### [Your objective]
In the items below, replace every "sentence-number" with "item-number" and reproduce the lines otherwise unchanged.

### [Supplied data]
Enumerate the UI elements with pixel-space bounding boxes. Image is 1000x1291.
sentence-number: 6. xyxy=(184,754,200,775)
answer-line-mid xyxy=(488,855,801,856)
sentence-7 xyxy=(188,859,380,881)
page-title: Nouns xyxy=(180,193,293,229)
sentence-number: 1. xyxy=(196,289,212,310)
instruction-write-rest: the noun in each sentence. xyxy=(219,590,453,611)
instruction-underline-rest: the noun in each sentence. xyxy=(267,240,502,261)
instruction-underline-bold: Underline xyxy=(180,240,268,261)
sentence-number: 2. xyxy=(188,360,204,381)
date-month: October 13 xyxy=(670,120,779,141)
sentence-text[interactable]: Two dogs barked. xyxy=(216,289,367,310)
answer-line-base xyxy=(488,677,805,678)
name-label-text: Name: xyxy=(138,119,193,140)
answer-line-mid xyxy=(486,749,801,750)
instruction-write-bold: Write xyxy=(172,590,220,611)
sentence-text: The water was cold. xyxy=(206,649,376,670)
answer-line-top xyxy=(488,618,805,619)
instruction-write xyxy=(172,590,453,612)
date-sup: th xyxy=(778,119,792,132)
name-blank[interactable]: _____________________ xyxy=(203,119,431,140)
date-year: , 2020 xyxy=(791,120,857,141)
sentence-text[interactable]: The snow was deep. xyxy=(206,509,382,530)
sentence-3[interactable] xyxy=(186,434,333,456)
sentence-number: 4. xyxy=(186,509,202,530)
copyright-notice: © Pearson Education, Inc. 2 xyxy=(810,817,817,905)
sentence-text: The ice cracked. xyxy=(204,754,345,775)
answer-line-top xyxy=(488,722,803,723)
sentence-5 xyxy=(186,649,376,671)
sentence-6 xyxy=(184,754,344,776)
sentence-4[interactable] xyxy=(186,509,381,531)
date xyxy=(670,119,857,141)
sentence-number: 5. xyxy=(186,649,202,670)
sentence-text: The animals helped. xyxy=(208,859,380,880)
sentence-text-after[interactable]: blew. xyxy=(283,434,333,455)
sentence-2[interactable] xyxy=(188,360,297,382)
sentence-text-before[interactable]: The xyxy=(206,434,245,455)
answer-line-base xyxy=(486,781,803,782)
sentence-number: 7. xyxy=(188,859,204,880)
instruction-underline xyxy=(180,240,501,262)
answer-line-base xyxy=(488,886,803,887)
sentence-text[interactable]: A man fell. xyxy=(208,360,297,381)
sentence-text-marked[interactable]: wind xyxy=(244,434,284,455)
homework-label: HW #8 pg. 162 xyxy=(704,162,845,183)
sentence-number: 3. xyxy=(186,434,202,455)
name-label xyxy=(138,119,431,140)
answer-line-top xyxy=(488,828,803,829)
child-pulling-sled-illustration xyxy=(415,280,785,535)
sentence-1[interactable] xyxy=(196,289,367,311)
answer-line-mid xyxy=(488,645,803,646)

### [Exercise response]
Enumerate the UI elements with pixel-space bounding boxes. Image is 1000x1291.
item-number: 6. xyxy=(184,754,200,775)
answer-line-mid xyxy=(488,855,801,856)
sentence-7 xyxy=(188,859,380,881)
page-title: Nouns xyxy=(180,193,293,229)
item-number: 1. xyxy=(196,289,212,310)
instruction-write-rest: the noun in each sentence. xyxy=(219,590,453,611)
instruction-underline-rest: the noun in each sentence. xyxy=(267,240,502,261)
instruction-underline-bold: Underline xyxy=(180,240,268,261)
item-number: 2. xyxy=(188,360,204,381)
date-month: October 13 xyxy=(670,120,779,141)
sentence-text[interactable]: Two dogs barked. xyxy=(216,289,367,310)
answer-line-base xyxy=(488,677,805,678)
name-label-text: Name: xyxy=(138,119,193,140)
answer-line-mid xyxy=(486,749,801,750)
instruction-write-bold: Write xyxy=(172,590,220,611)
sentence-text: The water was cold. xyxy=(206,649,376,670)
answer-line-top xyxy=(488,618,805,619)
instruction-write xyxy=(172,590,453,612)
date-sup: th xyxy=(778,119,792,132)
name-blank[interactable]: _____________________ xyxy=(203,119,431,140)
date-year: , 2020 xyxy=(791,120,857,141)
sentence-text[interactable]: The snow was deep. xyxy=(206,509,382,530)
sentence-3[interactable] xyxy=(186,434,333,456)
item-number: 4. xyxy=(186,509,202,530)
copyright-notice: © Pearson Education, Inc. 2 xyxy=(810,817,817,905)
sentence-text: The ice cracked. xyxy=(204,754,345,775)
answer-line-top xyxy=(488,722,803,723)
sentence-5 xyxy=(186,649,376,671)
sentence-6 xyxy=(184,754,344,776)
sentence-4[interactable] xyxy=(186,509,381,531)
date xyxy=(670,119,857,141)
item-number: 5. xyxy=(186,649,202,670)
sentence-text: The animals helped. xyxy=(208,859,380,880)
sentence-text-after[interactable]: blew. xyxy=(283,434,333,455)
sentence-2[interactable] xyxy=(188,360,297,382)
sentence-text-before[interactable]: The xyxy=(206,434,245,455)
answer-line-base xyxy=(486,781,803,782)
item-number: 7. xyxy=(188,859,204,880)
instruction-underline xyxy=(180,240,501,262)
answer-line-base xyxy=(488,886,803,887)
sentence-text[interactable]: A man fell. xyxy=(208,360,297,381)
sentence-text-marked[interactable]: wind xyxy=(244,434,284,455)
homework-label: HW #8 pg. 162 xyxy=(704,162,845,183)
item-number: 3. xyxy=(186,434,202,455)
name-label xyxy=(138,119,431,140)
answer-line-top xyxy=(488,828,803,829)
child-pulling-sled-illustration xyxy=(415,280,785,535)
sentence-1[interactable] xyxy=(196,289,367,311)
answer-line-mid xyxy=(488,645,803,646)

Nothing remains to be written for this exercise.